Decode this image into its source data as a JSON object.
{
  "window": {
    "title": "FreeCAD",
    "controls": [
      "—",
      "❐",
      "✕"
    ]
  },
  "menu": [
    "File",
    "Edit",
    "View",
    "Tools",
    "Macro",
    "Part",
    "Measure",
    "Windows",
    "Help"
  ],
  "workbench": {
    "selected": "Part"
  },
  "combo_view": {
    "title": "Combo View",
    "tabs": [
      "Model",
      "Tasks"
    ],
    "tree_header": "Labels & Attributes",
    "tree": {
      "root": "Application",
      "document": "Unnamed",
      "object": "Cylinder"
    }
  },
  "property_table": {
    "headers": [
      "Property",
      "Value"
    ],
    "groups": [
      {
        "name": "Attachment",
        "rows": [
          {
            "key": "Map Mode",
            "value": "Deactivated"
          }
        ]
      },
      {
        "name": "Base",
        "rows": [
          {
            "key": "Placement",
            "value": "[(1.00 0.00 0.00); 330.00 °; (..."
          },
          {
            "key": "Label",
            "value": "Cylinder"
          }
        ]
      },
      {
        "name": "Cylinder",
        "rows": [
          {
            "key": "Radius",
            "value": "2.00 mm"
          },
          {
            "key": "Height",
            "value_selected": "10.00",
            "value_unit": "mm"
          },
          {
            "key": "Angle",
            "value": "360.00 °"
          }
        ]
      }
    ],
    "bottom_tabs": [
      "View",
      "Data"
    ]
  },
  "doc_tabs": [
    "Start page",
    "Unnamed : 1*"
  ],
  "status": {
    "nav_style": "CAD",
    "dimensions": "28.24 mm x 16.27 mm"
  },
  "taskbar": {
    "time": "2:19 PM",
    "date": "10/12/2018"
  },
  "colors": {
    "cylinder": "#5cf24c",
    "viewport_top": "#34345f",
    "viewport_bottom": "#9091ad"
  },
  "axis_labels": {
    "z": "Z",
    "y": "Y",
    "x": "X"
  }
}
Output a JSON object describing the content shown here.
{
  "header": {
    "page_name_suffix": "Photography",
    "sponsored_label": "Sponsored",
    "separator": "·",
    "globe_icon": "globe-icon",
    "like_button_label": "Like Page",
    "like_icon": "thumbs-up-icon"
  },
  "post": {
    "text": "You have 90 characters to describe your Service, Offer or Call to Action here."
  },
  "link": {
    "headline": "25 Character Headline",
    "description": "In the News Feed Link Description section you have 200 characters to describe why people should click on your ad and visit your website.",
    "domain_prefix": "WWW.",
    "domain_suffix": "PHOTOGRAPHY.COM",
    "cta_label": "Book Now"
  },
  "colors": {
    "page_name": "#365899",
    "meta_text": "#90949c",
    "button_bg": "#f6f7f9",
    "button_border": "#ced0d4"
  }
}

_What the exercise asks_. Reproduce all of the data exactly as given.

_Right answer_.
Decode this image into its source data as a JSON object.
{
  "window": {
    "title": "FreeCAD",
    "controls": [
      "—",
      "❐",
      "✕"
    ]
  },
  "menu": [
    "File",
    "Edit",
    "View",
    "Tools",
    "Macro",
    "Part",
    "Measure",
    "Windows",
    "Help"
  ],
  "workbench": {
    "selected": "Part"
  },
  "combo_view": {
    "title": "Combo View",
    "tabs": [
      "Model",
      "Tasks"
    ],
    "tree_header": "Labels & Attributes",
    "tree": {
      "root": "Application",
      "document": "Unnamed",
      "object": "Cylinder"
    }
  },
  "property_table": {
    "headers": [
      "Property",
      "Value"
    ],
    "groups": [
      {
        "name": "Attachment",
        "rows": [
          {
            "key": "Map Mode",
            "value": "Deactivated"
          }
        ]
      },
      {
        "name": "Base",
        "rows": [
          {
            "key": "Placement",
            "value": "[(1.00 0.00 0.00); 330.00 °; (..."
          },
          {
            "key": "Label",
            "value": "Cylinder"
          }
        ]
      },
      {
        "name": "Cylinder",
        "rows": [
          {
            "key": "Radius",
            "value": "2.00 mm"
          },
          {
            "key": "Height",
            "value_selected": "10.00",
            "value_unit": "mm"
          },
          {
            "key": "Angle",
            "value": "360.00 °"
          }
        ]
      }
    ],
    "bottom_tabs": [
      "View",
      "Data"
    ]
  },
  "doc_tabs": [
    "Start page",
    "Unnamed : 1*"
  ],
  "status": {
    "nav_style": "CAD",
    "dimensions": "28.24 mm x 16.27 mm"
  },
  "taskbar": {
    "time": "2:19 PM",
    "date": "10/12/2018"
  },
  "colors": {
    "cylinder": "#5cf24c",
    "viewport_top": "#34345f",
    "viewport_bottom": "#9091ad"
  },
  "axis_labels": {
    "z": "Z",
    "y": "Y",
    "x": "X"
  }
}
Output a JSON object describing the content shown here.
{
  "header": {
    "page_name_suffix": "Photography",
    "sponsored_label": "Sponsored",
    "separator": "·",
    "globe_icon": "globe-icon",
    "like_button_label": "Like Page",
    "like_icon": "thumbs-up-icon"
  },
  "post": {
    "text": "You have 90 characters to describe your Service, Offer or Call to Action here."
  },
  "link": {
    "headline": "25 Character Headline",
    "description": "In the News Feed Link Description section you have 200 characters to describe why people should click on your ad and visit your website.",
    "domain_prefix": "WWW.",
    "domain_suffix": "PHOTOGRAPHY.COM",
    "cta_label": "Book Now"
  },
  "colors": {
    "page_name": "#365899",
    "meta_text": "#90949c",
    "button_bg": "#f6f7f9",
    "button_border": "#ced0d4"
  }
}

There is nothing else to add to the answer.